-------- Selection
Everyone else in the value chain (including the domestic Internet users) is up in arms at this prospect for the excellent reason that if the ISPs can capture some of the money flowing around this part of the economy then there will be less for everyone else. They want the ISPs to be required to stay neutral on the grounds that anything else will increase prices (which, from the point of the ISPs, is the point) and restrict new developments because start-up companies won't have the financial and market muscle to cut the necessary deals.

Unlike many commentators I believe that in the long run this argument will be irrelevant, and that whatever various governments do on the subject will make little or no difference, and I believe this because of Metcalf's Law.

Bob Metcalf's original formulation of his law said that the value of a network is proportional to the square of the number of users. In fact that is only true if everyone on the network is equally interested in communicating with everyone else. In reality that isn't true, but whatever the pattern of communication the value of a network still rises more than linearly with its size, which is what matters.

The History of Metcalf's Law 1: Peering versus Transit

Back in the late 1990s there was a big argument over network peering. There were big ISPs and little ISPs. Big ISPs had all the same costs as little ISPs in running points of presence for modem users to phone into, but they also had to run long-haul bandwidth terminated by big routers. A small ISP could hook into this infrastructure just by connecting to a big ISP, which gave the small ISPs a competitive advantage and left the big ISPs without a business case for running that vital long haul infrastructure.

At the time the only kind of connection between two ISPs was "peering", which means that two ISPs share a connection point where they exchange traffic. So the big ISPs implemented a new policy:
  1. Henceforth peering connections would only be made between ISPs the same size, and would only carry traffic bound for customers of the other ISP.
  2. Small ISPs could pay for "transit" connections to big ISPs. A transit connection would carry traffic bound for anywhere.
There was a big argument over this change. Small ISPs complained that this would lead to the "balkanisation of the Internet", by which they meant that customers of ISP X might not be able to communicate with customers of ISP Y. But in practice that didn't happen. The peering/transit distinction continues to be the mechanism by which the Internet is organised commercially, but the Internet was never balkanised because Metcalf's Law meant it was never in anyone's interest.

To see why this is, consider what happens to the value of a network cut in half. If the value of a network is purely proportional to the size then you now have two networks worth half as much each; the total value hasn't changed. But Metcalf's Law says that the position is worse: the total value of two networks is less than the value of one big one.

So the only way to make money from splitting a network in two is by capturing value faster than you destroy it. But there just isn't that much loose value floating around the Internet, and all the companies involved found that they made more money by keeping everyone connected. So they did.
----------------
-------- Given entries
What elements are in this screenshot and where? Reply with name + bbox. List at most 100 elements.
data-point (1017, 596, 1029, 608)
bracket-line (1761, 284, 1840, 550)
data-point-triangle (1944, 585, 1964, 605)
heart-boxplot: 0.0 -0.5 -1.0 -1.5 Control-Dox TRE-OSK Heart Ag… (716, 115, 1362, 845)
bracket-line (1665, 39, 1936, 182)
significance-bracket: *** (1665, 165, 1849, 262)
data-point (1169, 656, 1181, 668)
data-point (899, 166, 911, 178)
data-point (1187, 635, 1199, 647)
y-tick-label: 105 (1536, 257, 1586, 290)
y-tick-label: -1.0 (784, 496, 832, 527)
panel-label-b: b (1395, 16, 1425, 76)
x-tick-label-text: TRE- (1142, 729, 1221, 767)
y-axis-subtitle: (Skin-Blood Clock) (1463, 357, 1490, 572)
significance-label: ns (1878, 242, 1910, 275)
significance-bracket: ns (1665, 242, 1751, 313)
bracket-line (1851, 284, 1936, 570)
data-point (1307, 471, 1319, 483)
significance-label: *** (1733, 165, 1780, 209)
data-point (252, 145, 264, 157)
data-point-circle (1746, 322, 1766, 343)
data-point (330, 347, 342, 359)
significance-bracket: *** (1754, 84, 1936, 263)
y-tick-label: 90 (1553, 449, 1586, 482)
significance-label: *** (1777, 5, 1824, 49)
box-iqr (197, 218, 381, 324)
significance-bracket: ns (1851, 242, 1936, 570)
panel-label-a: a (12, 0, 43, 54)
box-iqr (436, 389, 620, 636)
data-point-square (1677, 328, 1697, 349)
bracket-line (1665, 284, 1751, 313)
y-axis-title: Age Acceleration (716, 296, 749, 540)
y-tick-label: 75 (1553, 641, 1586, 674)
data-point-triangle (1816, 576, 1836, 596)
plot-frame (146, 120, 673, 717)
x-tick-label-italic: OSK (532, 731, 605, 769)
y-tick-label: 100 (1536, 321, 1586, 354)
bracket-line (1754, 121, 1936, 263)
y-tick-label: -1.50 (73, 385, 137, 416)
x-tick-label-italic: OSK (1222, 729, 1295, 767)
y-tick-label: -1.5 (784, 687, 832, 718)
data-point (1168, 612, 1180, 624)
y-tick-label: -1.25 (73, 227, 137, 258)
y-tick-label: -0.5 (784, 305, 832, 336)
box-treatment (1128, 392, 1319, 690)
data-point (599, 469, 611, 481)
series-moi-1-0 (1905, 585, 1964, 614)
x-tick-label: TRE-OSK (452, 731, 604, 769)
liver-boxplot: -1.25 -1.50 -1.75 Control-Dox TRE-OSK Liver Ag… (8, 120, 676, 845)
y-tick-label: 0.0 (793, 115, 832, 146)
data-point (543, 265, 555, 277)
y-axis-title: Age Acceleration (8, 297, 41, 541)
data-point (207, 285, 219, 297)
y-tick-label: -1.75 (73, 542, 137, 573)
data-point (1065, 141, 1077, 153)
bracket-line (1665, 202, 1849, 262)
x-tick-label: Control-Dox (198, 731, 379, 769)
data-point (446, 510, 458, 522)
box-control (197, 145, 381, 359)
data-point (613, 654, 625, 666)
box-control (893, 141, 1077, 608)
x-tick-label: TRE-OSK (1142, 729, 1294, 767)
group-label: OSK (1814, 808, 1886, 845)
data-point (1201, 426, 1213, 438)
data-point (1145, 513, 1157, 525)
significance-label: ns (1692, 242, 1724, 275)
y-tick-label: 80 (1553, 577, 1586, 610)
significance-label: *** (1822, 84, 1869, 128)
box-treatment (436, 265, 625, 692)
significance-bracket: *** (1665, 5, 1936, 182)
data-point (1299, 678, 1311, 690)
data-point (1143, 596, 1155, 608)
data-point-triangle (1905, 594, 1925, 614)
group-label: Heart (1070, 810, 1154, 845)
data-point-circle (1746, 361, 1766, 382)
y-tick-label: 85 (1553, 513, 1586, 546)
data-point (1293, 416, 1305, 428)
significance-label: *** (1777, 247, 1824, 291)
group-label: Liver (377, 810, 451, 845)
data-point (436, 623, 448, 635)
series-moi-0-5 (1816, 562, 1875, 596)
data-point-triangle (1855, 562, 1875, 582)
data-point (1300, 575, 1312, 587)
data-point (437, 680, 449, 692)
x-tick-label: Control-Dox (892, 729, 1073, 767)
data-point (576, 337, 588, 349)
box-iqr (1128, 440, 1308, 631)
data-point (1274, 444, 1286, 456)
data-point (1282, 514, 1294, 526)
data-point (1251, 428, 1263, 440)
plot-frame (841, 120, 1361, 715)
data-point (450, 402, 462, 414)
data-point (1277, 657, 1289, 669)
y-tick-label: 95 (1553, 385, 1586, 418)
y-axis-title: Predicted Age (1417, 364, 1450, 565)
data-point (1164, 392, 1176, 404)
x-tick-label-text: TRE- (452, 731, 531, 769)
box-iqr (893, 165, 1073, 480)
----------------
Reproduce the stretch of the Metcalf's Law passage from "Unlike many commentators" through "of Metcalf's Law.", substituting "observers" for "commentators".

→ **Completed task**
Unlike many observers I believe that in the long run this argument will be irrelevant, and that whatever various governments do on the subject will make little or no difference, and I believe this because of Metcalf's Law.